▶ Exercise: Write out all of the entries exactly as given.

Start of The records

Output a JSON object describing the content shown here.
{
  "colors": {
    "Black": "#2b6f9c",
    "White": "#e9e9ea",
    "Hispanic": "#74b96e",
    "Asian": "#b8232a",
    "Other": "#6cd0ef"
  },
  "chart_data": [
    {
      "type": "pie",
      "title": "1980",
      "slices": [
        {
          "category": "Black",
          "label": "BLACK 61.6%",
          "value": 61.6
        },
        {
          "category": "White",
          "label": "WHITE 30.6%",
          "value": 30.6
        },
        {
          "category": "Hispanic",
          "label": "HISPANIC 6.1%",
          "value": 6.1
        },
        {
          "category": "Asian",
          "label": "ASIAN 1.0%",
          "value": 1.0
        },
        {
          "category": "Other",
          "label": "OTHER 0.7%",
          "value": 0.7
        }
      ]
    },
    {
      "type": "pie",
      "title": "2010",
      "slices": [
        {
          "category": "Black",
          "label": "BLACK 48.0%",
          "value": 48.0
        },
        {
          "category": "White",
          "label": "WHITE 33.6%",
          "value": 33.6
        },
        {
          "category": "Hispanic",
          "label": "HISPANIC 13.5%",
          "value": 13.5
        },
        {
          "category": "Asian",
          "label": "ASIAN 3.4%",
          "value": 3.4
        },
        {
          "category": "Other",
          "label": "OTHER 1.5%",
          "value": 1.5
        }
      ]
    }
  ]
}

End of The records

▶ Reply to the task:
Output a JSON object describing the content shown here.
{
  "colors": {
    "Black": "#2b6f9c",
    "White": "#e9e9ea",
    "Hispanic": "#74b96e",
    "Asian": "#b8232a",
    "Other": "#6cd0ef"
  },
  "chart_data": [
    {
      "type": "pie",
      "title": "1980",
      "slices": [
        {
          "category": "Black",
          "label": "BLACK 61.6%",
          "value": 61.6
        },
        {
          "category": "White",
          "label": "WHITE 30.6%",
          "value": 30.6
        },
        {
          "category": "Hispanic",
          "label": "HISPANIC 6.1%",
          "value": 6.1
        },
        {
          "category": "Asian",
          "label": "ASIAN 1.0%",
          "value": 1.0
        },
        {
          "category": "Other",
          "label": "OTHER 0.7%",
          "value": 0.7
        }
      ]
    },
    {
      "type": "pie",
      "title": "2010",
      "slices": [
        {
          "category": "Black",
          "label": "BLACK 48.0%",
          "value": 48.0
        },
        {
          "category": "White",
          "label": "WHITE 33.6%",
          "value": 33.6
        },
        {
          "category": "Hispanic",
          "label": "HISPANIC 13.5%",
          "value": 13.5
        },
        {
          "category": "Asian",
          "label": "ASIAN 3.4%",
          "value": 3.4
        },
        {
          "category": "Other",
          "label": "OTHER 1.5%",
          "value": 1.5
        }
      ]
    }
  ]
}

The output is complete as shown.